TASK BRIEF: Omit images. Retype all entries verbatim.

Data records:

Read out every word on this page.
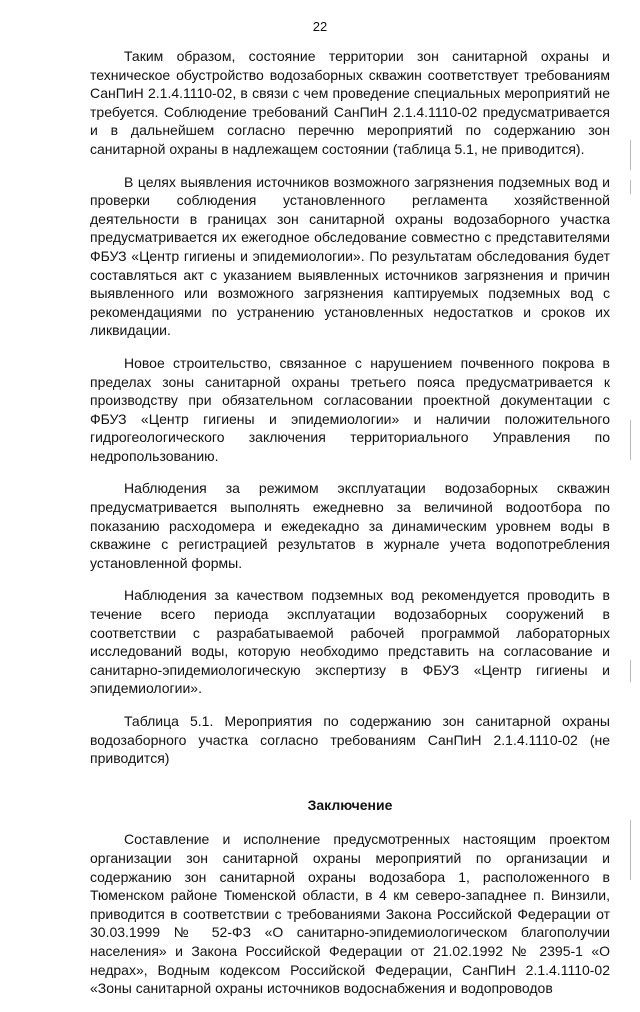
22

Таким образом, состояние территории зон санитарной охраны и техническое обустройство водозаборных скважин соответствует требованиям СанПиН 2.1.4.1110-02, в связи с чем проведение специальных мероприятий не требуется. Соблюдение требований СанПиН 2.1.4.1110-02 предусматривается и в дальнейшем согласно перечню мероприятий по содержанию зон санитарной охраны в надлежащем состоянии (таблица 5.1, не приводится).

В целях выявления источников возможного загрязнения подземных вод и проверки соблюдения установленного регламента хозяйственной деятельности в границах зон санитарной охраны водозаборного участка предусматривается их ежегодное обследование совместно с представителями ФБУЗ «Центр гигиены и эпидемиологии». По результатам обследования будет составляться акт с указанием выявленных источников загрязнения и причин выявленного или возможного загрязнения каптируемых подземных вод с рекомендациями по устранению установленных недостатков и сроков их ликвидации.

Новое строительство, связанное с нарушением почвенного покрова в пределах зоны санитарной охраны третьего пояса предусматривается к производству при обязательном согласовании проектной документации с ФБУЗ «Центр гигиены и эпидемиологии» и наличии положительного гидрогеологического заключения территориального Управления по недропользованию.

Наблюдения за режимом эксплуатации водозаборных скважин предусматривается выполнять ежедневно за величиной водоотбора по показанию расходомера и ежедекадно за динамическим уровнем воды в скважине с регистрацией результатов в журнале учета водопотребления установленной формы.

Наблюдения за качеством подземных вод рекомендуется проводить в течение всего периода эксплуатации водозаборных сооружений в соответствии с разрабатываемой рабочей программой лабораторных исследований воды, которую необходимо представить на согласование и санитарно-эпидемиологическую экспертизу в ФБУЗ «Центр гигиены и эпидемиологии».

Таблица 5.1. Мероприятия по содержанию зон санитарной охраны водозаборного участка согласно требованиям СанПиН 2.1.4.1110-02 (не приводится)

Заключение

Составление и исполнение предусмотренных настоящим проектом организации зон санитарной охраны мероприятий по организации и содержанию зон санитарной охраны водозабора 1, расположенного в Тюменском районе Тюменской области, в 4 км северо-западнее п. Винзили, приводится в соответствии с требованиями Закона Российской Федерации от 30.03.1999 № 52-ФЗ «О санитарно-эпидемиологическом благополучии населения» и Закона Российской Федерации от 21.02.1992 № 2395-1 «О недрах», Водным кодексом Российской Федерации, СанПиН 2.1.4.1110-02 «Зоны санитарной охраны источников водоснабжения и водопроводов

RESPONSE TO THE EXERCISE:
Read out every word on this page.
22

Таким образом, состояние территории зон санитарной охраны и техническое обустройство водозаборных скважин соответствует требованиям СанПиН 2.1.4.1110-02, в связи с чем проведение специальных мероприятий не требуется. Соблюдение требований СанПиН 2.1.4.1110-02 предусматривается и в дальнейшем согласно перечню мероприятий по содержанию зон санитарной охраны в надлежащем состоянии (таблица 5.1, не приводится).

В целях выявления источников возможного загрязнения подземных вод и проверки соблюдения установленного регламента хозяйственной деятельности в границах зон санитарной охраны водозаборного участка предусматривается их ежегодное обследование совместно с представителями ФБУЗ «Центр гигиены и эпидемиологии». По результатам обследования будет составляться акт с указанием выявленных источников загрязнения и причин выявленного или возможного загрязнения каптируемых подземных вод с рекомендациями по устранению установленных недостатков и сроков их ликвидации.

Новое строительство, связанное с нарушением почвенного покрова в пределах зоны санитарной охраны третьего пояса предусматривается к производству при обязательном согласовании проектной документации с ФБУЗ «Центр гигиены и эпидемиологии» и наличии положительного гидрогеологического заключения территориального Управления по недропользованию.

Наблюдения за режимом эксплуатации водозаборных скважин предусматривается выполнять ежедневно за величиной водоотбора по показанию расходомера и ежедекадно за динамическим уровнем воды в скважине с регистрацией результатов в журнале учета водопотребления установленной формы.

Наблюдения за качеством подземных вод рекомендуется проводить в течение всего периода эксплуатации водозаборных сооружений в соответствии с разрабатываемой рабочей программой лабораторных исследований воды, которую необходимо представить на согласование и санитарно-эпидемиологическую экспертизу в ФБУЗ «Центр гигиены и эпидемиологии».

Таблица 5.1. Мероприятия по содержанию зон санитарной охраны водозаборного участка согласно требованиям СанПиН 2.1.4.1110-02 (не приводится)

Заключение

Составление и исполнение предусмотренных настоящим проектом организации зон санитарной охраны мероприятий по организации и содержанию зон санитарной охраны водозабора 1, расположенного в Тюменском районе Тюменской области, в 4 км северо-западнее п. Винзили, приводится в соответствии с требованиями Закона Российской Федерации от 30.03.1999 № 52-ФЗ «О санитарно-эпидемиологическом благополучии населения» и Закона Российской Федерации от 21.02.1992 № 2395-1 «О недрах», Водным кодексом Российской Федерации, СанПиН 2.1.4.1110-02 «Зоны санитарной охраны источников водоснабжения и водопроводов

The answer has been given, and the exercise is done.